YOUR TASK:
Please list all lines of the material below in which the string "SuperFanatic" occurs.

A block of data
— START —
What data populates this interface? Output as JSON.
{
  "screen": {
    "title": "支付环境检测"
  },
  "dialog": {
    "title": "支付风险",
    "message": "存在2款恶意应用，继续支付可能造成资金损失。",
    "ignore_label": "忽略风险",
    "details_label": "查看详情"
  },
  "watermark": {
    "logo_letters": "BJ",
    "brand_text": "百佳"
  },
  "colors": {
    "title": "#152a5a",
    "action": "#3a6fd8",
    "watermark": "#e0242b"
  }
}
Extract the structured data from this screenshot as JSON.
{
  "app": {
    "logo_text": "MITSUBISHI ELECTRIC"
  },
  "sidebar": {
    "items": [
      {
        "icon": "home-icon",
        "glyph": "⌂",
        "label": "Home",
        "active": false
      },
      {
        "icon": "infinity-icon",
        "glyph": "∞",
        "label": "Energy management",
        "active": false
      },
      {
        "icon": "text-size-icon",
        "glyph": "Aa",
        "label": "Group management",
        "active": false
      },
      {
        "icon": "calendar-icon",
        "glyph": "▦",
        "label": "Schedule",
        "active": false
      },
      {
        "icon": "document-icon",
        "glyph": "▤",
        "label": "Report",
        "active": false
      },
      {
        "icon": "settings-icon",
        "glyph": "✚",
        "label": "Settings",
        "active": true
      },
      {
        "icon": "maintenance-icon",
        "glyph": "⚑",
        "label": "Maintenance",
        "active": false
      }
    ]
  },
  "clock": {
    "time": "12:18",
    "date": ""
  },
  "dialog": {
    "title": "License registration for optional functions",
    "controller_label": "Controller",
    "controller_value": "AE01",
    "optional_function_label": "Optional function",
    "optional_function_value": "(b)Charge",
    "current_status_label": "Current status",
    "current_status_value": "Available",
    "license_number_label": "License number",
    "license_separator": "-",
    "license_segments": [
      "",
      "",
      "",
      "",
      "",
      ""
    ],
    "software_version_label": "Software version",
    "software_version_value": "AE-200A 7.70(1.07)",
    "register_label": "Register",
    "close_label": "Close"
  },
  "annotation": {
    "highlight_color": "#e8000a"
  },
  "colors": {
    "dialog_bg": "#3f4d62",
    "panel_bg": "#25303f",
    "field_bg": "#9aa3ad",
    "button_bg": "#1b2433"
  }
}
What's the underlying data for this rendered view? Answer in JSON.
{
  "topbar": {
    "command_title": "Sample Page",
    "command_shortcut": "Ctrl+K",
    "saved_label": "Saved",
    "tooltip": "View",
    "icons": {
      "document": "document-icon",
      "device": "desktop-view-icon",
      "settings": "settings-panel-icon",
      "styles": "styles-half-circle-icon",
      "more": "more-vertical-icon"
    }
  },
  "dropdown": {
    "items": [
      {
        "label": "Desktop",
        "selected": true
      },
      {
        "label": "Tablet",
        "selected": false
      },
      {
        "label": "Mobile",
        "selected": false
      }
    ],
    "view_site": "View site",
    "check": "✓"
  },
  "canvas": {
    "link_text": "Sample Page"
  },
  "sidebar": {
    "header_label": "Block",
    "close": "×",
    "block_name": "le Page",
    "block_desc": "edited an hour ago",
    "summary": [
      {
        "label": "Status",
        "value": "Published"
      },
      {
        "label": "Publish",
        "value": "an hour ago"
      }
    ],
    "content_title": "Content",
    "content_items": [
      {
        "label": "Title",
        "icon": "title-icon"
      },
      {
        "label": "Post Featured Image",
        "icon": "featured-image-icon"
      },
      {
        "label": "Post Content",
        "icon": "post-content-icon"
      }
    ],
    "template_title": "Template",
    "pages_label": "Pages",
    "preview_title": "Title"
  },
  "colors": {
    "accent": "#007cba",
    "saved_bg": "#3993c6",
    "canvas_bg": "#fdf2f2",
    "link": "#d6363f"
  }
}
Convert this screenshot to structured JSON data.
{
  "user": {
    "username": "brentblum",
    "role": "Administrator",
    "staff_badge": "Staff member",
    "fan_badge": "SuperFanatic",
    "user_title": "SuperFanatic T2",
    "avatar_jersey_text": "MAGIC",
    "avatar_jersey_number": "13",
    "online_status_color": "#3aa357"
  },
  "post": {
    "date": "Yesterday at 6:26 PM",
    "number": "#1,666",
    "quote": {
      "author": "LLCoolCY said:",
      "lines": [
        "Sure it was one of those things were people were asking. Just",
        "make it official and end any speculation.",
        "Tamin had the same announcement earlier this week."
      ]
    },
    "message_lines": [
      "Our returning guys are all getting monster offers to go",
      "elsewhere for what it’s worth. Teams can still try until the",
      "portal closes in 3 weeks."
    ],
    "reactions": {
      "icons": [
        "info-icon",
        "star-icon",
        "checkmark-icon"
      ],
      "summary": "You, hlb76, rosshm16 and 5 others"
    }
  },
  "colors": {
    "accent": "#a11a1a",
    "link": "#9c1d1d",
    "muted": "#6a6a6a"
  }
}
— END —
RESULT BELOW:
    "fan_badge": "SuperFanatic",
    "user_title": "SuperFanatic T2",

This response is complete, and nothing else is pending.